_MATERIALS PROVIDED:_
>> begin

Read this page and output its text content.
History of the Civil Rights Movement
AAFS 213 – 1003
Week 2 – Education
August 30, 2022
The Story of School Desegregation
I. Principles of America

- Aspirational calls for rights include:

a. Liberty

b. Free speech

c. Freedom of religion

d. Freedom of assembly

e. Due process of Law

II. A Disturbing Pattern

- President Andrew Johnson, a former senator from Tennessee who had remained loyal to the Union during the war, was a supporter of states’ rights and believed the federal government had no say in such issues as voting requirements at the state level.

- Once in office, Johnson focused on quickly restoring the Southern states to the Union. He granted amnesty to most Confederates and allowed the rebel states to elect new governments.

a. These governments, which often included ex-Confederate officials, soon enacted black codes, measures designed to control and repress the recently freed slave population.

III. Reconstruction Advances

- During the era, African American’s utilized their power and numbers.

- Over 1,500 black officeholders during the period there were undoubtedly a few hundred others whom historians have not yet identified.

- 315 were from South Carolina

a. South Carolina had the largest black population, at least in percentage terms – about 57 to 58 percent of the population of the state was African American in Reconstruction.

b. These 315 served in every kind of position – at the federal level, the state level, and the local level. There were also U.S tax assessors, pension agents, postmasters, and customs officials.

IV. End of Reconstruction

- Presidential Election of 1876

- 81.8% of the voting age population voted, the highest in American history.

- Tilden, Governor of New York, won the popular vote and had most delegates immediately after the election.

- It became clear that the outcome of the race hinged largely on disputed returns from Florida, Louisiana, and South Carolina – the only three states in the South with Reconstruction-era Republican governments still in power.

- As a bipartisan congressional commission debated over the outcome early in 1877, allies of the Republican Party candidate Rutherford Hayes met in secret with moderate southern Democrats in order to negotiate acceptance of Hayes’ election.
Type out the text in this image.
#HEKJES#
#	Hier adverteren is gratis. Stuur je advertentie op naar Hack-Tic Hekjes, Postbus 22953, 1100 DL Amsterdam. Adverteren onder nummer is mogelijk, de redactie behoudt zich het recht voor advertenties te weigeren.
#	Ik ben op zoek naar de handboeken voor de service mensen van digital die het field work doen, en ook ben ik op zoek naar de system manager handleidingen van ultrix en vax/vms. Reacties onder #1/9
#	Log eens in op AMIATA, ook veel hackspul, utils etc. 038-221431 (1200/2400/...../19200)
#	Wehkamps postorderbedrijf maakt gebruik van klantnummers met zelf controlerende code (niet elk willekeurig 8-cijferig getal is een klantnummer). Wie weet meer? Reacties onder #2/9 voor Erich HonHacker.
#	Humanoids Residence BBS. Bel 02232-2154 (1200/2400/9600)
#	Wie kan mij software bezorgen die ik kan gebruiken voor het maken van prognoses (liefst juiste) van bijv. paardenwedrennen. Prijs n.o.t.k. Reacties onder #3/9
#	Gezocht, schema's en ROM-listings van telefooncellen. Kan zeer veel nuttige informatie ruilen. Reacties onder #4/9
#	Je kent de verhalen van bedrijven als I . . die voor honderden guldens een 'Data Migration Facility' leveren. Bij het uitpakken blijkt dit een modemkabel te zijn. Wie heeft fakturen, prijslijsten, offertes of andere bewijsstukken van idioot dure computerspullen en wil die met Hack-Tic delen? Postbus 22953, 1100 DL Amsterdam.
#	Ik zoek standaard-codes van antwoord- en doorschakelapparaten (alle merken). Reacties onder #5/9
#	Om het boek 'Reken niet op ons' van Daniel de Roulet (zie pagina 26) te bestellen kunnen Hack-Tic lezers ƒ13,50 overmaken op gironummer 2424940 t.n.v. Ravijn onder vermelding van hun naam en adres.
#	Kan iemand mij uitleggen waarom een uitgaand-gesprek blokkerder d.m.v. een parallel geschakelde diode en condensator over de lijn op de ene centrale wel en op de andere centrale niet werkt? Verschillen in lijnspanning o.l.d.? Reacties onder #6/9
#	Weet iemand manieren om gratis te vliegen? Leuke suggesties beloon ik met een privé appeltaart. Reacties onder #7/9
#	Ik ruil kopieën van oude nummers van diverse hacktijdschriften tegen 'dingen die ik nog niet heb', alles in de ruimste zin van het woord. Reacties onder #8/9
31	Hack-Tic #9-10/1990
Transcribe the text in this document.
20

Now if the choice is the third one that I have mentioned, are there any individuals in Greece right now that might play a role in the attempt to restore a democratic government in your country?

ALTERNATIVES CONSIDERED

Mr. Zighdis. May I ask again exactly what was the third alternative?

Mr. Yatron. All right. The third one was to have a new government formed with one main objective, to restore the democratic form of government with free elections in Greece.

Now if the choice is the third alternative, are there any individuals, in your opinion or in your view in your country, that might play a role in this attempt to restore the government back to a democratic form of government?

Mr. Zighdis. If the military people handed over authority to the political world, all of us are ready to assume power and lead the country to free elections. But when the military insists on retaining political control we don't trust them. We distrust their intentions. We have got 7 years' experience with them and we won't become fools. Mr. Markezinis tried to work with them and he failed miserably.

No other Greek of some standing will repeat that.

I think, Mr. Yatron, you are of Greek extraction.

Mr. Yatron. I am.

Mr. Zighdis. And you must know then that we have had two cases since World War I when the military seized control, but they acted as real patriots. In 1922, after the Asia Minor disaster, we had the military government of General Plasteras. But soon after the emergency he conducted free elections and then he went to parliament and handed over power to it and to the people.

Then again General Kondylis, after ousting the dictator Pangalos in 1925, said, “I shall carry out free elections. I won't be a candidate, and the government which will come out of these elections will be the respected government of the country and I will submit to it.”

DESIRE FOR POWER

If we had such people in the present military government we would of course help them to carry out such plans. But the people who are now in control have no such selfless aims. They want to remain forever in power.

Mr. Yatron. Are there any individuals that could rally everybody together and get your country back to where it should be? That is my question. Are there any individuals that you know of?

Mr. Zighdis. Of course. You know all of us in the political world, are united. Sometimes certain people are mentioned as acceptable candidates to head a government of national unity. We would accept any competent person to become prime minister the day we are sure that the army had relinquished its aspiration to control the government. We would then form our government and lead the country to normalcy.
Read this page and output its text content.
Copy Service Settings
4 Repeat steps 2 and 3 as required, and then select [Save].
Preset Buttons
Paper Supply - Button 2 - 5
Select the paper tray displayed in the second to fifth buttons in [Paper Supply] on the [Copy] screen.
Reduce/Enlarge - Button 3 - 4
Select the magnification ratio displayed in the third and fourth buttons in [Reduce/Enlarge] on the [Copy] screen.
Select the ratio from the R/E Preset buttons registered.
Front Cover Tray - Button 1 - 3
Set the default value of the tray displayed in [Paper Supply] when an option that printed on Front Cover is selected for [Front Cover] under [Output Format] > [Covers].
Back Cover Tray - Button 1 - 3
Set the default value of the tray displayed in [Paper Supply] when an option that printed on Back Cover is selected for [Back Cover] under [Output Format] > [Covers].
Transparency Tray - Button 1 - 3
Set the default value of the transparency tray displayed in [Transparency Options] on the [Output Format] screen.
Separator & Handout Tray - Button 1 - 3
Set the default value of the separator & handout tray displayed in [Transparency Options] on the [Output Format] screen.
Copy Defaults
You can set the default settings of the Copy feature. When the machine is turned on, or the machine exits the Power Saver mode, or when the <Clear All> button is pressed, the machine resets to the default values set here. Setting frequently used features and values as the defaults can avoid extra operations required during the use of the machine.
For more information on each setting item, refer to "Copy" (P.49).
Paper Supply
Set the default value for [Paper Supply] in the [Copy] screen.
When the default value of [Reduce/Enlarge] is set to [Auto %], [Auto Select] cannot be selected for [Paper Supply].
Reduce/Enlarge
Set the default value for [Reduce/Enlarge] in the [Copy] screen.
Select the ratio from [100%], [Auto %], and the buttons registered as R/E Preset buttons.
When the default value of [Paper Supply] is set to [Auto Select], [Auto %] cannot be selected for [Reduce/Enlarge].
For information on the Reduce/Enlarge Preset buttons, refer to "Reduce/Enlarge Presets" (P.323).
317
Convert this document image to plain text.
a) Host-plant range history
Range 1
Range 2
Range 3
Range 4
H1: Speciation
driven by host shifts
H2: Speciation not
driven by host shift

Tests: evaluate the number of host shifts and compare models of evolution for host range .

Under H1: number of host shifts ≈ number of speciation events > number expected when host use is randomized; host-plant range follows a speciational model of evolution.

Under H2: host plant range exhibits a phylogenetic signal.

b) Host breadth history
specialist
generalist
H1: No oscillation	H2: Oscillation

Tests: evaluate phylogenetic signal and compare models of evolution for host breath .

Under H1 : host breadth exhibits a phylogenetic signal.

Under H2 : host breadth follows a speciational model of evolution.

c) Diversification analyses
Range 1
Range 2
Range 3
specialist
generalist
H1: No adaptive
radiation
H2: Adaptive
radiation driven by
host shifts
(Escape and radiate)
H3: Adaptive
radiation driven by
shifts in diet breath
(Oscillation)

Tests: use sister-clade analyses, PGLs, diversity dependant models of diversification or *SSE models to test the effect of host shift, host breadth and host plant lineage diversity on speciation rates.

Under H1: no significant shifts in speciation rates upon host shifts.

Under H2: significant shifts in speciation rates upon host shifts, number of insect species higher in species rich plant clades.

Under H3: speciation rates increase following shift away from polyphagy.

>> end

_WHAT YOU SHOULD DO:_
Gather from the records above every line containing the string "information".

_WRITTEN ANSWER:_
For more information on each setting item, refer to "Copy" (P.49).
For information on the Reduce/Enlarge Preset buttons, refer to "Reduce/Enlarge Presets" (P.323).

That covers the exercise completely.